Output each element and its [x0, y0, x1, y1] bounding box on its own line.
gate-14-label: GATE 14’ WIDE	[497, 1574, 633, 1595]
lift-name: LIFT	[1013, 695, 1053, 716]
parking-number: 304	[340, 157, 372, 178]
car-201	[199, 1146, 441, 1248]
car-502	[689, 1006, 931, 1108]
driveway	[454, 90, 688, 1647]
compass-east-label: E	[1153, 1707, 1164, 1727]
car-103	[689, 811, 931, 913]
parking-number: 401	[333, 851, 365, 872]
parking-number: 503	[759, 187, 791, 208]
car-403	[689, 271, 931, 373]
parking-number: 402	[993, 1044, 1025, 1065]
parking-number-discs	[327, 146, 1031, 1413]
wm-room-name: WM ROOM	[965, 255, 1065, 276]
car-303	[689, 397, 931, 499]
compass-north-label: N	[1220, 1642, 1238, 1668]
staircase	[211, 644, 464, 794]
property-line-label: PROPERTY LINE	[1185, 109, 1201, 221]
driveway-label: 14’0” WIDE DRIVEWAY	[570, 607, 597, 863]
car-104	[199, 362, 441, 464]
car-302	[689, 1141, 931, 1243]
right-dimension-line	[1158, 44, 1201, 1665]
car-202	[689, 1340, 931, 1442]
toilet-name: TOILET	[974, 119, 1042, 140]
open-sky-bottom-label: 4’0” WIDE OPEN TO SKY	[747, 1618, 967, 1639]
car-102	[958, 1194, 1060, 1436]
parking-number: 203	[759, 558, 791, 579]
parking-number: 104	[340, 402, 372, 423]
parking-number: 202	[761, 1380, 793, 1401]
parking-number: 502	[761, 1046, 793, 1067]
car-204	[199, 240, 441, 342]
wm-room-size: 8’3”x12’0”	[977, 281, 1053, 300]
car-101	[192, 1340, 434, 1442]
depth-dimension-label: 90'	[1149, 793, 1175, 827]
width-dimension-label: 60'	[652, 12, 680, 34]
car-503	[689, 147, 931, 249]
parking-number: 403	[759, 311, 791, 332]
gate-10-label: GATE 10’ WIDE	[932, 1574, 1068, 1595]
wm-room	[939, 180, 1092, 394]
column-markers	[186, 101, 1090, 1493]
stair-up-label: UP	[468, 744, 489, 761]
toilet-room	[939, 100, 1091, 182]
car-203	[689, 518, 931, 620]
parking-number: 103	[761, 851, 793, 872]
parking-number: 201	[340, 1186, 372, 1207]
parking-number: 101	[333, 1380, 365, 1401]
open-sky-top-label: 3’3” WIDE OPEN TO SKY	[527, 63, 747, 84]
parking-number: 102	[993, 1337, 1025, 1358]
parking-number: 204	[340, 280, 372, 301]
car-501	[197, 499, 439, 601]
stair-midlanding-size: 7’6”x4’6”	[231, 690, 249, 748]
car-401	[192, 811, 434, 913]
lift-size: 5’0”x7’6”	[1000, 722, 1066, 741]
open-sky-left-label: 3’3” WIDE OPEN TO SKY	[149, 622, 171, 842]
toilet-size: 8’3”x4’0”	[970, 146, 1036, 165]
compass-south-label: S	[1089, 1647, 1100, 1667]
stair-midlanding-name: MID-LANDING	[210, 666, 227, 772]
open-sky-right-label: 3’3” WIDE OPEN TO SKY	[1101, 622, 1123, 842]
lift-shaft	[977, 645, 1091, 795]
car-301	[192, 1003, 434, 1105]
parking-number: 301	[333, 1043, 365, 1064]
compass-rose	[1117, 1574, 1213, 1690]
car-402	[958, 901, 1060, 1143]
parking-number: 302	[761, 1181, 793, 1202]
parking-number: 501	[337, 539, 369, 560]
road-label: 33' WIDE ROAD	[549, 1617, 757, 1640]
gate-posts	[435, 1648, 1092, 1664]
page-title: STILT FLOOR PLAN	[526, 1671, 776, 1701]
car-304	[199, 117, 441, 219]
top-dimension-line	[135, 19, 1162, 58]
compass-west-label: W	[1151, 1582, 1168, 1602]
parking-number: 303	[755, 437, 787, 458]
··········
- _Problem requirements_: Please put every line of the data above into a Markdown table with the columns "Row" and "Entry". Number the rows in order and leave out blank lines.

- _Response_:
| Row | Entry |
|---|---|
| 1 | Output each element and its [x0, y0, x1, y1] bounding box on its own line. |
| 2 | gate-14-label: GATE 14’ WIDE	[497, 1574, 633, 1595] |
| 3 | lift-name: LIFT	[1013, 695, 1053, 716] |
| 4 | parking-number: 304	[340, 157, 372, 178] |
| 5 | car-201	[199, 1146, 441, 1248] |
| 6 | car-502	[689, 1006, 931, 1108] |
| 7 | driveway	[454, 90, 688, 1647] |
| 8 | compass-east-label: E	[1153, 1707, 1164, 1727] |
| 9 | car-103	[689, 811, 931, 913] |
| 10 | parking-number: 401	[333, 851, 365, 872] |
| 11 | parking-number: 503	[759, 187, 791, 208] |
| 12 | car-403	[689, 271, 931, 373] |
| 13 | parking-number: 402	[993, 1044, 1025, 1065] |
| 14 | parking-number-discs	[327, 146, 1031, 1413] |
| 15 | wm-room-name: WM ROOM	[965, 255, 1065, 276] |
| 16 | car-303	[689, 397, 931, 499] |
| 17 | compass-north-label: N	[1220, 1642, 1238, 1668] |
| 18 | staircase	[211, 644, 464, 794] |
| 19 | property-line-label: PROPERTY LINE	[1185, 109, 1201, 221] |
| 20 | driveway-label: 14’0” WIDE DRIVEWAY	[570, 607, 597, 863] |
| 21 | car-104	[199, 362, 441, 464] |
| 22 | car-302	[689, 1141, 931, 1243] |
| 23 | right-dimension-line	[1158, 44, 1201, 1665] |
| 24 | car-202	[689, 1340, 931, 1442] |
| 25 | toilet-name: TOILET	[974, 119, 1042, 140] |
| 26 | open-sky-bottom-label: 4’0” WIDE OPEN TO SKY	[747, 1618, 967, 1639] |
| 27 | car-102	[958, 1194, 1060, 1436] |
| 28 | parking-number: 203	[759, 558, 791, 579] |
| 29 | parking-number: 104	[340, 402, 372, 423] |
| 30 | parking-number: 202	[761, 1380, 793, 1401] |
| 31 | parking-number: 502	[761, 1046, 793, 1067] |
| 32 | car-204	[199, 240, 441, 342] |
| 33 | wm-room-size: 8’3”x12’0”	[977, 281, 1053, 300] |
| 34 | car-101	[192, 1340, 434, 1442] |
| 35 | depth-dimension-label: 90'	[1149, 793, 1175, 827] |
| 36 | width-dimension-label: 60'	[652, 12, 680, 34] |
| 37 | car-503	[689, 147, 931, 249] |
| 38 | parking-number: 403	[759, 311, 791, 332] |
| 39 | gate-10-label: GATE 10’ WIDE	[932, 1574, 1068, 1595] |
| 40 | wm-room	[939, 180, 1092, 394] |
| 41 | column-markers	[186, 101, 1090, 1493] |
| 42 | stair-up-label: UP	[468, 744, 489, 761] |
| 43 | toilet-room	[939, 100, 1091, 182] |
| 44 | car-203	[689, 518, 931, 620] |
| 45 | parking-number: 103	[761, 851, 793, 872] |
| 46 | parking-number: 201	[340, 1186, 372, 1207] |
| 47 | parking-number: 101	[333, 1380, 365, 1401] |
| 48 | open-sky-top-label: 3’3” WIDE OPEN TO SKY	[527, 63, 747, 84] |
| 49 | parking-number: 102	[993, 1337, 1025, 1358] |
| 50 | parking-number: 204	[340, 280, 372, 301] |
| 51 | car-501	[197, 499, 439, 601] |
| 52 | stair-midlanding-size: 7’6”x4’6”	[231, 690, 249, 748] |
| 53 | car-401	[192, 811, 434, 913] |
| 54 | lift-size: 5’0”x7’6”	[1000, 722, 1066, 741] |
| 55 | open-sky-left-label: 3’3” WIDE OPEN TO SKY	[149, 622, 171, 842] |
| 56 | toilet-size: 8’3”x4’0”	[970, 146, 1036, 165] |
| 57 | compass-south-label: S	[1089, 1647, 1100, 1667] |
| 58 | stair-midlanding-name: MID-LANDING	[210, 666, 227, 772] |
| 59 | open-sky-right-label: 3’3” WIDE OPEN TO SKY	[1101, 622, 1123, 842] |
| 60 | lift-shaft	[977, 645, 1091, 795] |
| 61 | car-301	[192, 1003, 434, 1105] |
| 62 | parking-number: 301	[333, 1043, 365, 1064] |
| 63 | compass-rose	[1117, 1574, 1213, 1690] |
| 64 | car-402	[958, 901, 1060, 1143] |
| 65 | parking-number: 302	[761, 1181, 793, 1202] |
| 66 | parking-number: 501	[337, 539, 369, 560] |
| 67 | road-label: 33' WIDE ROAD	[549, 1617, 757, 1640] |
| 68 | gate-posts	[435, 1648, 1092, 1664] |
| 69 | page-title: STILT FLOOR PLAN	[526, 1671, 776, 1701] |
| 70 | car-304	[199, 117, 441, 219] |
| 71 | top-dimension-line	[135, 19, 1162, 58] |
| 72 | compass-west-label: W	[1151, 1582, 1168, 1602] |
| 73 | parking-number: 303	[755, 437, 787, 458] |